╭─ EXTRACTED TEXT

Sharma, the managing director of strategy and consulting for the communications and media consulting company Accenture, said advertisers are creating their own direct-to-consumer content, platforms, and products to reach new audiences instead of going through publishers. Advertisers are now leveraging the growing content creation economy and publishers are responding by creating several niche-based products and platforms, allowing consumers to become active participants in content creation for publishers. 

Publishers face a three-dimensional challenge in creating audience strategy, Sharma said.
Publishers face a three-dimensional challenge in creating audience strategy, Sharma said.

Sharma broke down the challenge into three dimensions: 

  •  Breadth, or the reach an advertiser has: “The more people you have on your platform, the greater your power.” 

  • Depth and demographics. Sharma said publishers need to know more about their customers because more companies are looking for performance marketing. “Knowing what content your consumers are reading is not enough. You need to know their demographic age, gender, their affluence characterisation, what geography they are coming from, what kind of products they are buying, and their intent, as well as if they are in the market for a product or not.” 

  • Application of audience data. He said the most common use of data is through advertisements, but publishers can take several avenues, including personalised news feeds, coordinated content between platforms, and subscriptions.

╰─

WORK TO BE COMPLETED |
Answer these questions from the excerpt on publishers' audience strategy:
1. What kind of company does the excerpt call Accenture?
2. What three dimensions does Sharma break the challenge into?
3. What does Sharma say is the most common use of audience data?
The listing has no connection to the excerpt on publishers' audience strategy.

╭─ RAW RECORDS

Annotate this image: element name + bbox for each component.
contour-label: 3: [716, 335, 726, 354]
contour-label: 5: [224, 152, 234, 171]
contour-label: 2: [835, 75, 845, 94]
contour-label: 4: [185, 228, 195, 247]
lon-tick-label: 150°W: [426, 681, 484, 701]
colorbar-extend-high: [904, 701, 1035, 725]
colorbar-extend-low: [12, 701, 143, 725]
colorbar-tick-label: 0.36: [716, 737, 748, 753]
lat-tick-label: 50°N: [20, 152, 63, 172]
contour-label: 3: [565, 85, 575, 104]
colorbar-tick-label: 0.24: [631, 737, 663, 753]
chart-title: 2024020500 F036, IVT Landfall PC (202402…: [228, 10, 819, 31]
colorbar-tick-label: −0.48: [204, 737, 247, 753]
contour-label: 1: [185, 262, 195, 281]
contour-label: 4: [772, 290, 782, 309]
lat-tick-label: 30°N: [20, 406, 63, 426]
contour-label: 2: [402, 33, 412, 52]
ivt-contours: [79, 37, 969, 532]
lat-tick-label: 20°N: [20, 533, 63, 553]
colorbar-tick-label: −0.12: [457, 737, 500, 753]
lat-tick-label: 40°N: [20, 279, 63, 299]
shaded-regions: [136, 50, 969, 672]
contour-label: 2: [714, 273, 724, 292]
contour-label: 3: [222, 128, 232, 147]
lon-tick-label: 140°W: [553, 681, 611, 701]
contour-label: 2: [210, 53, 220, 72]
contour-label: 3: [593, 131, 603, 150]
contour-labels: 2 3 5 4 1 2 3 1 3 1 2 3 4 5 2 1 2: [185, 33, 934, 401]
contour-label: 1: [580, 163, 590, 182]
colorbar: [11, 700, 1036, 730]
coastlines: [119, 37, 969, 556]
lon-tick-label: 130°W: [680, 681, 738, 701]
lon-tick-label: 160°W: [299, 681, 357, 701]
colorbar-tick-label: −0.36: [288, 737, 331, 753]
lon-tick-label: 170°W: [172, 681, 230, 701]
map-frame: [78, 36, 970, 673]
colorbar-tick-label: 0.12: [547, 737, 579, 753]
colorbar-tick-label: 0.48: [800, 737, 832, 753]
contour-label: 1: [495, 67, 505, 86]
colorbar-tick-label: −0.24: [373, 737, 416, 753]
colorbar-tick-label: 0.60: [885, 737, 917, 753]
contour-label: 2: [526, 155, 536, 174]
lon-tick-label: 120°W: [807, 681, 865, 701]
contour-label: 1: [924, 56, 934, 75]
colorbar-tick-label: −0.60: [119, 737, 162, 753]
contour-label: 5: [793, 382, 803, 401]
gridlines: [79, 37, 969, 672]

╰─

EXPECTED ANSWER |
1. A communications and media consulting company.
2. Breadth; depth and demographics; and application of audience data.
3. Advertisements.